▸ What to produce:
Copy out each line of the material below that holds the string "letter".

▸ Available data:
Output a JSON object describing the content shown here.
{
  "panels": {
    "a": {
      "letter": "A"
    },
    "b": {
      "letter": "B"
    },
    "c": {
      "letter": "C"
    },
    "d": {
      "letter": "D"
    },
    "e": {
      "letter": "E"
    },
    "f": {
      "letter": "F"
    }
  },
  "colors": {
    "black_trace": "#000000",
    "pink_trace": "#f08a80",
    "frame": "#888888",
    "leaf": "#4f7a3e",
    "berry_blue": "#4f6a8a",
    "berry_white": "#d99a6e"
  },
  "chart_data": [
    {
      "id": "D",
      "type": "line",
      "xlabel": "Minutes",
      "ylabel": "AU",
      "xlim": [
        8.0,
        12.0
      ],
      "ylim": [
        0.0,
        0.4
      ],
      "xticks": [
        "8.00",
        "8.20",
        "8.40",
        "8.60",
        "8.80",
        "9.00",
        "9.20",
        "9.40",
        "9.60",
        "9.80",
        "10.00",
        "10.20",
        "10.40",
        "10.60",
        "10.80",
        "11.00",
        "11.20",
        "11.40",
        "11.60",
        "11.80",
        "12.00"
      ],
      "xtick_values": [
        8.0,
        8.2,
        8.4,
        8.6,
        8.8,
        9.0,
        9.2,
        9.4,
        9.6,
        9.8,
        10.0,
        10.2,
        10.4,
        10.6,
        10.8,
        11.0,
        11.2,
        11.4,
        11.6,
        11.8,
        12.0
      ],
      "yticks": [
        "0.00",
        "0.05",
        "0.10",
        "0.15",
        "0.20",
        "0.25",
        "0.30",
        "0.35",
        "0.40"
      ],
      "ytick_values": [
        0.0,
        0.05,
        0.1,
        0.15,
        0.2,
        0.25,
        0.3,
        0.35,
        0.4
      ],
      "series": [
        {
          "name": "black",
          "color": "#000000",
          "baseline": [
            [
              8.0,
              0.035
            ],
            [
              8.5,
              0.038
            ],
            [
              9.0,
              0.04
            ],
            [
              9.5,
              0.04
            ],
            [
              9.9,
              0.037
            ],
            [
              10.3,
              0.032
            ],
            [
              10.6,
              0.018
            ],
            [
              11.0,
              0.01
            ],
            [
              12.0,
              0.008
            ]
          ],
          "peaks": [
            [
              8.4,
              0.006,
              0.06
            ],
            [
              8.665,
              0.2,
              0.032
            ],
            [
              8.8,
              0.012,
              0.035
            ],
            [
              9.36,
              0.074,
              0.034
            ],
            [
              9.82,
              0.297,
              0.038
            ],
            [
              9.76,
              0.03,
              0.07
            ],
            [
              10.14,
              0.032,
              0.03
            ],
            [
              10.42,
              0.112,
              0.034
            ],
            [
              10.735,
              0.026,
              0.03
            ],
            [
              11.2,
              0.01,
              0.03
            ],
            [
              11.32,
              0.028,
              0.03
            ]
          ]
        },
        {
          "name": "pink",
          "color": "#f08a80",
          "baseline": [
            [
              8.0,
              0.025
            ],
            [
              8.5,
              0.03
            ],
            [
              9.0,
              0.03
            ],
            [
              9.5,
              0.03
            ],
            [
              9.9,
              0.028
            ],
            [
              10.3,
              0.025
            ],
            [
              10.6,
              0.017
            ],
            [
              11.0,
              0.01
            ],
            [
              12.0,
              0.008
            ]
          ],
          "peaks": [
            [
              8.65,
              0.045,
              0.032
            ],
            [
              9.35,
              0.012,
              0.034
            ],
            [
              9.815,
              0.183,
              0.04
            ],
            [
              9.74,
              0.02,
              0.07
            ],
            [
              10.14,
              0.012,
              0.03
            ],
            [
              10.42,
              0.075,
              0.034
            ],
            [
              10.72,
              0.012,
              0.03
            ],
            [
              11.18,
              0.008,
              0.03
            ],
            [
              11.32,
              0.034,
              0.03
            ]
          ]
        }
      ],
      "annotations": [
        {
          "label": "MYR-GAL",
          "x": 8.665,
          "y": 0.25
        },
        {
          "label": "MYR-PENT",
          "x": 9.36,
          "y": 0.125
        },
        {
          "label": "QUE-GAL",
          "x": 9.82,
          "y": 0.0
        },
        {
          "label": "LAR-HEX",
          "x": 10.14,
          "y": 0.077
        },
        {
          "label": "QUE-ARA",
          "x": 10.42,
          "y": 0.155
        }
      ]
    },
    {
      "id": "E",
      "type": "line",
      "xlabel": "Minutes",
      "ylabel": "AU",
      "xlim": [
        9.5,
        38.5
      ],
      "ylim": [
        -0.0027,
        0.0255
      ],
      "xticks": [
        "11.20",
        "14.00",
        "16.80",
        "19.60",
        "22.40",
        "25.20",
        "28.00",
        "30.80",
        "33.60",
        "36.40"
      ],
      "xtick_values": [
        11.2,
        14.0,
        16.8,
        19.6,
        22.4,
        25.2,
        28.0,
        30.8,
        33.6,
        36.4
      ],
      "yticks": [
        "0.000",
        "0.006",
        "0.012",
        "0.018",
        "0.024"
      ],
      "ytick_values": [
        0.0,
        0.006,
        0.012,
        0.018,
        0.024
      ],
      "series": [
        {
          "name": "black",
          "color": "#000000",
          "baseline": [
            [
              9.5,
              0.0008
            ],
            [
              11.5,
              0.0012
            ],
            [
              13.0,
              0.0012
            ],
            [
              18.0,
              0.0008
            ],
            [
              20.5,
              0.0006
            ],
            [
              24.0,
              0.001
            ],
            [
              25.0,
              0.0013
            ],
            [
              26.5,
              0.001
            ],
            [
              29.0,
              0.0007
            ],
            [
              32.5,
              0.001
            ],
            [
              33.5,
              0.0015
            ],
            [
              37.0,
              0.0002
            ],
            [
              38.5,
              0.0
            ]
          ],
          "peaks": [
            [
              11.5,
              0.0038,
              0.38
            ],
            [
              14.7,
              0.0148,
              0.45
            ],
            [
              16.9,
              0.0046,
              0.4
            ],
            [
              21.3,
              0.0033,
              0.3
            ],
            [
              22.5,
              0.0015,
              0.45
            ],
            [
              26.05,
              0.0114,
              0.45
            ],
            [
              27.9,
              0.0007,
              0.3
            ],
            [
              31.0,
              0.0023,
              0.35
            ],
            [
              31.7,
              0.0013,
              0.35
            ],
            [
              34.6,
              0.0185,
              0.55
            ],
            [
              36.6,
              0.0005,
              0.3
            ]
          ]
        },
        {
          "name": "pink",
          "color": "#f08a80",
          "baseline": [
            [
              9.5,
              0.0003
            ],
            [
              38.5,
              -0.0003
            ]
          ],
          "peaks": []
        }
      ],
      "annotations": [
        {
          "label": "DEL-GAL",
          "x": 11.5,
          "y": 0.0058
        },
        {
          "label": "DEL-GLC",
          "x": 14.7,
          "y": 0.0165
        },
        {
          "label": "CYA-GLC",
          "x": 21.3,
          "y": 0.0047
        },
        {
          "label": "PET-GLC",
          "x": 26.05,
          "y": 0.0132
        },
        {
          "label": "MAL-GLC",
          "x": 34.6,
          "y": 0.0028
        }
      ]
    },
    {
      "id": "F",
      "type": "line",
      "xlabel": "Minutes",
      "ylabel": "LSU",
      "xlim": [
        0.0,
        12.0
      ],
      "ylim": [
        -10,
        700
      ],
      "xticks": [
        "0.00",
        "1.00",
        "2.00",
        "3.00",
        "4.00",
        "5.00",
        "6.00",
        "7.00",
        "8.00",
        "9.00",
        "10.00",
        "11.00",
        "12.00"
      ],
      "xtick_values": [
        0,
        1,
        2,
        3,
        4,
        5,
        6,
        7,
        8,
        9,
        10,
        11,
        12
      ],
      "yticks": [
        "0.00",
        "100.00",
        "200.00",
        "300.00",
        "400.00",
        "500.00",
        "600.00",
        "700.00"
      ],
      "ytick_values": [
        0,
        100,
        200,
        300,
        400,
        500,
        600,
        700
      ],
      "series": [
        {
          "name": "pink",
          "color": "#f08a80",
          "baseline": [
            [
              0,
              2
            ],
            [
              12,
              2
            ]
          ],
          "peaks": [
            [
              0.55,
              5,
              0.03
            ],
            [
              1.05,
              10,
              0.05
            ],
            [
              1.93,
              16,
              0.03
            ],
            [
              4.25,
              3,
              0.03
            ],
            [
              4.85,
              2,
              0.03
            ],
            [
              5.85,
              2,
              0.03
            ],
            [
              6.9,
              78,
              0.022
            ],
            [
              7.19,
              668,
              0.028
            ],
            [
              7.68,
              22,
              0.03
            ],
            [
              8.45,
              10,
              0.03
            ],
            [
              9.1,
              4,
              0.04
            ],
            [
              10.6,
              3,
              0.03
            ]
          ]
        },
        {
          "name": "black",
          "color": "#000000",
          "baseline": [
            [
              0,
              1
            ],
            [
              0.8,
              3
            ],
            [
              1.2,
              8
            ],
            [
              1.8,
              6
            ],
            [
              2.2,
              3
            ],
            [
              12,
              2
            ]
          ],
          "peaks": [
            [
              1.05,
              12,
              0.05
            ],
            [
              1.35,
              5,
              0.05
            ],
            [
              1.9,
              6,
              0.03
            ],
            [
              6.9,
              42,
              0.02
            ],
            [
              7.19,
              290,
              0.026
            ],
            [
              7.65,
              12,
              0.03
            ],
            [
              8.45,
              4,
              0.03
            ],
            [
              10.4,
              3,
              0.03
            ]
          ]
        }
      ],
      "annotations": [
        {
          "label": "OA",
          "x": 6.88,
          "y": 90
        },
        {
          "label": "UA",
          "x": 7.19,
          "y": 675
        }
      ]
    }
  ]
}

▸ Full response:
      "letter": "A"
      "letter": "B"
      "letter": "C"
      "letter": "D"
      "letter": "E"
      "letter": "F"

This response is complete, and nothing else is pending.